───── DATA FOR THIS EXERCISE

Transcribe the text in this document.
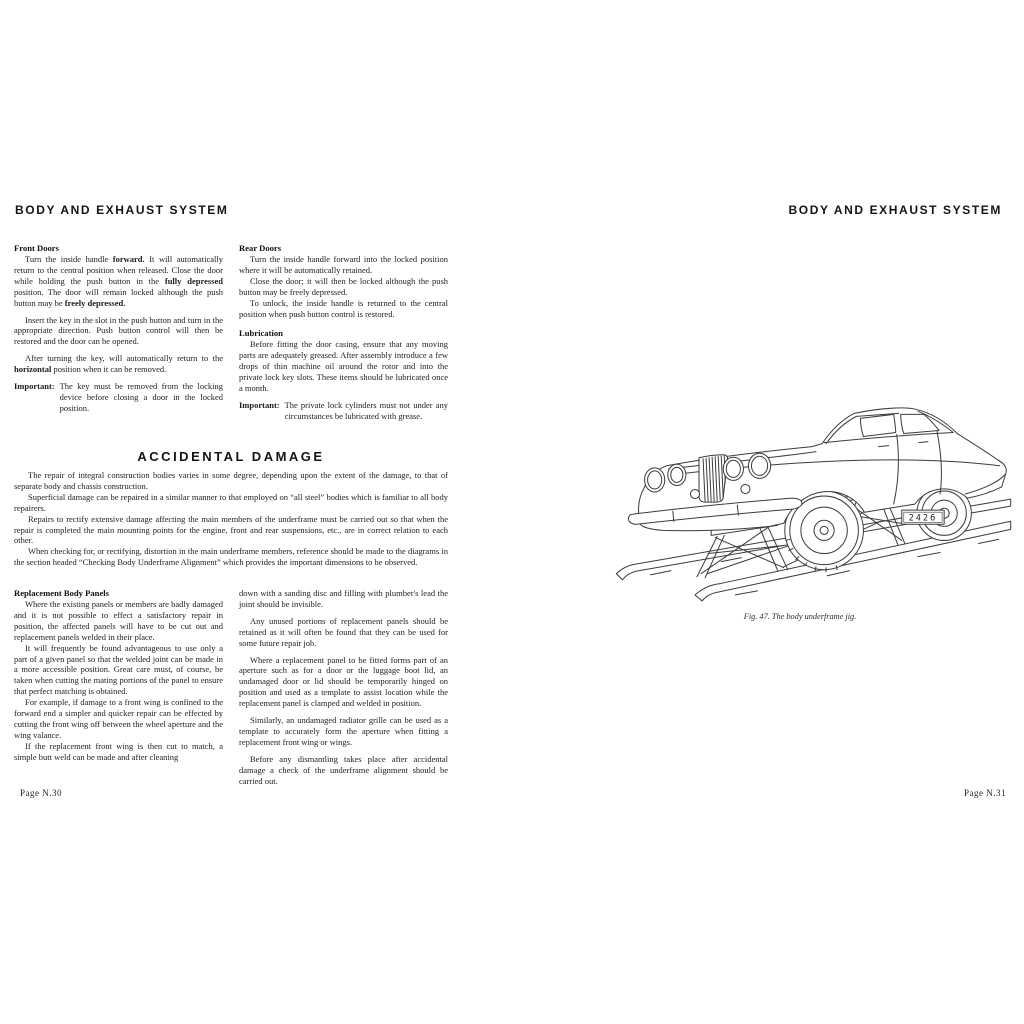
BODY AND EXHAUST SYSTEM
Front Doors
Turn the inside handle forward. It will automatically return to the central position when released. Close the door while holding the push button in the fully depressed position. The door will remain locked although the push button may be freely depressed.
Insert the key in the slot in the push button and turn in the appropriate direction. Push button control will then be restored and the door can be opened.
After turning the key, will automatically return to the horizontal position when it can be removed.
Important: The key must be removed from the locking device before closing a door in the locked position.
Rear Doors
Turn the inside handle forward into the locked position where it will be automatically retained.
Close the door; it will then be locked although the push button may be freely depressed.
To unlock, the inside handle is returned to the central position when push button control is restored.
Lubrication
Before fitting the door casing, ensure that any moving parts are adequately greased. After assembly introduce a few drops of thin machine oil around the rotor and into the private lock key slots. These items should be lubricated once a month.
Important: The private lock cylinders must not under any circumstances be lubricated with grease.
ACCIDENTAL DAMAGE
The repair of integral construction bodies varies in some degree, depending upon the extent of the damage, to that of separate body and chassis construction.
Superficial damage can be repaired in a similar manner to that employed on “all steel” bodies which is familiar to all body repairers.
Repairs to rectify extensive damage affecting the main members of the underframe must be carried out so that when the repair is completed the main mounting points for the engine, front and rear suspensions, etc., are in correct relation to each other.
When checking for, or rectifying, distortion in the main underframe members, reference should be made to the diagrams in the section headed “Checking Body Underframe Alignment” which provides the important dimensions to be observed.
Replacement Body Panels
Where the existing panels or members are badly damaged and it is not possible to effect a satisfactory repair in position, the affected panels will have to be cut out and replacement panels welded in their place.
It will frequently be found advantageous to use only a part of a given panel so that the welded joint can be made in a more accessible position. Great care must, of course, be taken when cutting the mating portions of the panel to ensure that perfect matching is obtained.
For example, if damage to a front wing is confined to the forward end a simpler and quicker repair can be effected by cutting the front wing off between the wheel aperture and the wing valance.
If the replacement front wing is then cut to match, a simple butt weld can be made and after cleaning
down with a sanding disc and filling with plumber's lead the joint should be invisible.
Any unused portions of replacement panels should be retained as it will often be found that they can be used for some future repair job.
Where a replacement panel to be fitted forms part of an aperture such as for a door or the luggage boot lid, an undamaged door or lid should be temporarily hinged on position and used as a template to assist location while the replacement panel is clamped and welded in position.
Similarly, an undamaged radiator grille can be used as a template to accurately form the aperture when fitting a replacement front wing or wings.
Before any dismantling takes place after accidental damage a check of the underframe alignment should be carried out.
Page N.30
BODY AND EXHAUST SYSTEM
2426
Fig. 47. The body underframe jig.
Page N.31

──────────

* [INSTRUCTIONS FOR THE TASK]
Which lines hold the string "removed"? List them all.

* [THE RESPONSE]
After turning the key, will automatically return to the horizontal position when it can be removed.
Important: The key must be removed from the locking device before closing a door in the locked position.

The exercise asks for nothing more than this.